PROVIDED INFORMATION ::
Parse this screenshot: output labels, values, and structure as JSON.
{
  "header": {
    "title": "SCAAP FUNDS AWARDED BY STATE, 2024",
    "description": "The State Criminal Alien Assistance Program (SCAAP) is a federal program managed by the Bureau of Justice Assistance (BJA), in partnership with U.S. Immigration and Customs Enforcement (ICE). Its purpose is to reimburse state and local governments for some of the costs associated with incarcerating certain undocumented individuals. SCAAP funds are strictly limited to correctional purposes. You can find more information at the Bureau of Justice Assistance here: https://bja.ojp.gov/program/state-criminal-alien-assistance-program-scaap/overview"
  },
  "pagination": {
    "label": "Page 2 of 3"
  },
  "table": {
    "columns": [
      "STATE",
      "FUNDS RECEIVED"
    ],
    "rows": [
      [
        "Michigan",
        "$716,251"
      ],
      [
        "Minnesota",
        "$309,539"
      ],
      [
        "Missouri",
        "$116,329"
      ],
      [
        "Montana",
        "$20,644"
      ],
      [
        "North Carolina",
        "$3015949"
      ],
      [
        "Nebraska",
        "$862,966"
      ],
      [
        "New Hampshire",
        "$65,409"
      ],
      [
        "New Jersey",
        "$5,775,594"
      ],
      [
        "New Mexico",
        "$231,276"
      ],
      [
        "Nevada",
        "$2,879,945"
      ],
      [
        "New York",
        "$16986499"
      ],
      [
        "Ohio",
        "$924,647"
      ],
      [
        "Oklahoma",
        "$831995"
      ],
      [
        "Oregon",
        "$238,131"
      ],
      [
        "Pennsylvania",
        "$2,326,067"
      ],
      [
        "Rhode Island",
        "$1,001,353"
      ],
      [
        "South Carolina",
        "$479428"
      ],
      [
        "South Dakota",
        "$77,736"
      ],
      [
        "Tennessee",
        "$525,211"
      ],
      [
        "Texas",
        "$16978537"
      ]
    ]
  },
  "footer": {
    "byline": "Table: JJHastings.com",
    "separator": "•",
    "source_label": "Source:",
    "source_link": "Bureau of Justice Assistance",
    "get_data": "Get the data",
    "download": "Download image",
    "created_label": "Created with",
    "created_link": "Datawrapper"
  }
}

TASK TO COMPLETE ::
Search the data for the word "SCAAP" and copy each line where it appears.

RESULT FOR THIS EXERCISE ::
    "title": "SCAAP FUNDS AWARDED BY STATE, 2024",
    "description": "The State Criminal Alien Assistance Program (SCAAP) is a federal program managed by the Bureau of Justice Assistance (BJA), in partnership with U.S. Immigration and Customs Enforcement (ICE). Its purpose is to reimburse state and local governments for some of the costs associated with incarcerating certain undocumented individuals. SCAAP funds are strictly limited to correctional purposes. You can find more information at the Bureau of Justice Assistance here: https://bja.ojp.gov/program/state-criminal-alien-assistance-program-scaap/overview"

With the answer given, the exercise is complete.